EXERCISE DETAILS ▸
Filter the entries below, keeping only lines with the word "JSON".

INPUT DATA ▸
-- start --

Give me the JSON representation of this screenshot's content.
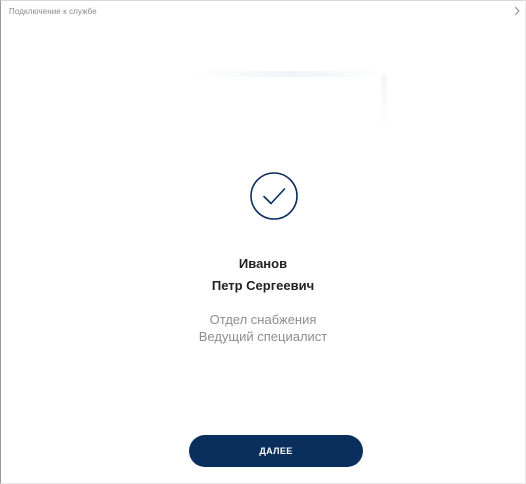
{
  "window": {
    "title": "Подключение к службе",
    "close_icon": "chevron-right-icon"
  },
  "status": {
    "icon": "checkmark-circle-icon",
    "color": "#0b2f5c"
  },
  "user": {
    "surname": "Иванов",
    "given_names": "Петр Сергеевич",
    "department": "Отдел снабжения",
    "position": "Ведущий специалист"
  },
  "actions": {
    "next_label": "ДАЛЕЕ",
    "button_color": "#0b2f5c"
  }
}
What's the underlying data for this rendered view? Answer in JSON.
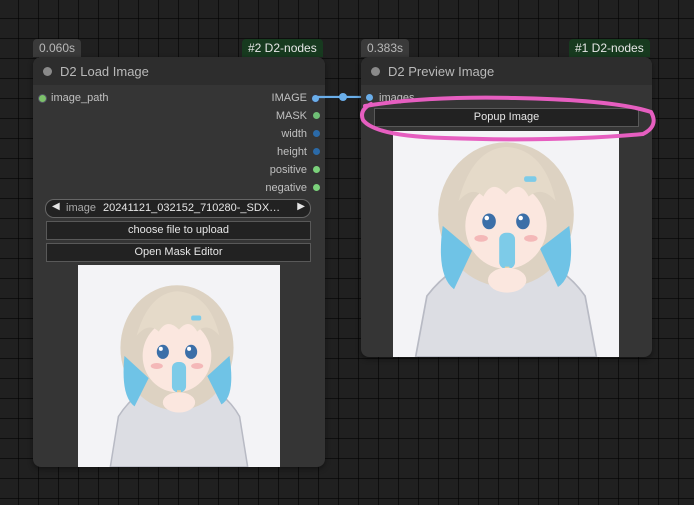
{
  "load_node": {
    "time": "0.060s",
    "pack": "#2 D2-nodes",
    "title": "D2 Load Image",
    "input_label": "image_path",
    "outputs": [
      "IMAGE",
      "MASK",
      "width",
      "height",
      "positive",
      "negative"
    ],
    "image_widget_label": "image",
    "image_widget_value": "20241121_032152_710280-_SDX…",
    "upload_button": "choose file to upload",
    "mask_button": "Open Mask Editor"
  },
  "preview_node": {
    "time": "0.383s",
    "pack": "#1 D2-nodes",
    "title": "D2 Preview Image",
    "input_label": "images",
    "popup_button": "Popup Image"
  },
  "icons": [
    "arrow-left-icon",
    "arrow-right-icon",
    "node-status-dot-icon"
  ],
  "colors": {
    "image_link": "#6aaeea",
    "mask_slot": "#6fbf76",
    "int_slot": "#2b6aa8",
    "positive_slot": "#7bd17b",
    "annotation": "#e65ec0",
    "pack_badge_bg": "#173a1f"
  }
}
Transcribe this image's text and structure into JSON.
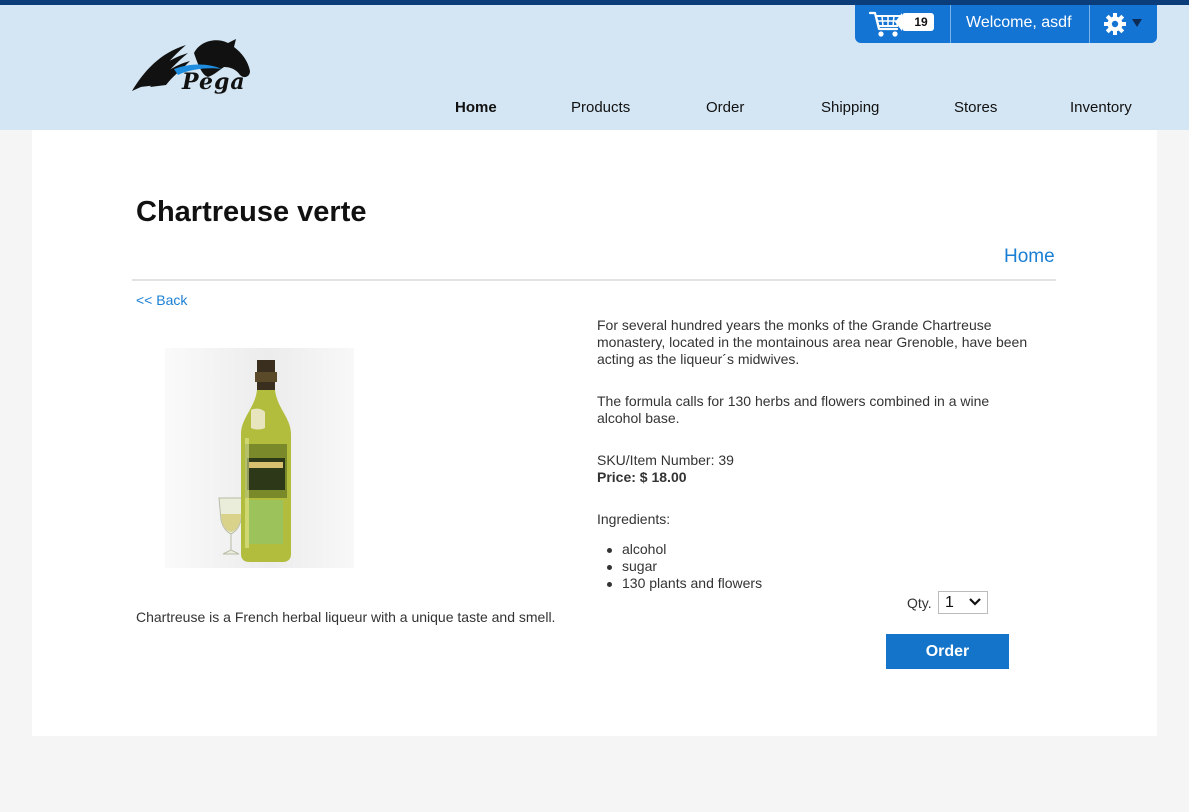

-- end --

ANSWER TO THE EXERCISE ▸
Give me the JSON representation of this screenshot's content.
What's the underlying data for this rendered view? Answer in JSON.
Transcribe this image's text and structure into JSON.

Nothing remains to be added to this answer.